> **What is required**
Spot each line that carries the word "JSON"; copy those lines.

> **Data shown**
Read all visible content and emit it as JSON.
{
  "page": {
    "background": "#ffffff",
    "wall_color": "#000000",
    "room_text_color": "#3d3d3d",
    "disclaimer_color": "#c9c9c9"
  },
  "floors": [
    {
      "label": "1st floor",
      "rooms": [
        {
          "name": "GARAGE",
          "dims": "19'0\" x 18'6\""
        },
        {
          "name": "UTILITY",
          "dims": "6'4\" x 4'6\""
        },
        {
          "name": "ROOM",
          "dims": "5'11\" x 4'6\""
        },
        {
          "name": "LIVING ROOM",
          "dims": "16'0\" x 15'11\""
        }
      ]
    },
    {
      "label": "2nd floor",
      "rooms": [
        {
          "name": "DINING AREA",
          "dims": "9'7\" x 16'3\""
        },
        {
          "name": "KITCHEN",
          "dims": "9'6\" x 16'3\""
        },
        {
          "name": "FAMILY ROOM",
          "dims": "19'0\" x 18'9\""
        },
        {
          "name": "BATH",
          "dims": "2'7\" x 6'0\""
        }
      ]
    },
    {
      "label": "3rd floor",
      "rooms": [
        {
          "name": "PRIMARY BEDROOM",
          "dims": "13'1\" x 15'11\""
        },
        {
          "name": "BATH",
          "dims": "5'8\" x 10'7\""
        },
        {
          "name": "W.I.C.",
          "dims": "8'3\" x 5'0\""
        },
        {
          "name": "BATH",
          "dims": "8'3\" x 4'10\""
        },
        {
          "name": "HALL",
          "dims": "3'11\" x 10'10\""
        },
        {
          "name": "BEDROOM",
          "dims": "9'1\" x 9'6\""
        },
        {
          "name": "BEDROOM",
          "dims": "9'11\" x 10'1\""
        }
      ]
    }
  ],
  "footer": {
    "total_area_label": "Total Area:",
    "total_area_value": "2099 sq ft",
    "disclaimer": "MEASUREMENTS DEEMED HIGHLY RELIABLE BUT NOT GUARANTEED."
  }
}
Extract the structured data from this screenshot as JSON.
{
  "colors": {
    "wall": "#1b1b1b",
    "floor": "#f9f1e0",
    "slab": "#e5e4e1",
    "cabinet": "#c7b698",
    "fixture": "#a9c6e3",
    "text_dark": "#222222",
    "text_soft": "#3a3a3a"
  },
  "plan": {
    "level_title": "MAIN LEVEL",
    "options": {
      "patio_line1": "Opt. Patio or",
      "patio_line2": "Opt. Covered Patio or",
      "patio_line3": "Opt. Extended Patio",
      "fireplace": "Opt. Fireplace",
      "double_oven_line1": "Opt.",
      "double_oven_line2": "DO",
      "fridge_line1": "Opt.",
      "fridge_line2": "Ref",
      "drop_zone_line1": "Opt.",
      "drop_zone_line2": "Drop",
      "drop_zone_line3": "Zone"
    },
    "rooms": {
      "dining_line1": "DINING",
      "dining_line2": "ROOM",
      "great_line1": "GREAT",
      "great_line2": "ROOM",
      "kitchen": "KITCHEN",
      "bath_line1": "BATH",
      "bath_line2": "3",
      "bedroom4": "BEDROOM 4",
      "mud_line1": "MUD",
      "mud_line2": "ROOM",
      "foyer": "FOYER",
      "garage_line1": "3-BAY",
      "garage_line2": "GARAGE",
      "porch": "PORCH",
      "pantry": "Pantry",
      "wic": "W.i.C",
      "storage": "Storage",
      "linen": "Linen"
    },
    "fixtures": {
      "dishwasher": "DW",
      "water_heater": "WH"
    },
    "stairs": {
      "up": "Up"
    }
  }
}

> **The result**
Read all visible content and emit it as JSON.
Extract the structured data from this screenshot as JSON.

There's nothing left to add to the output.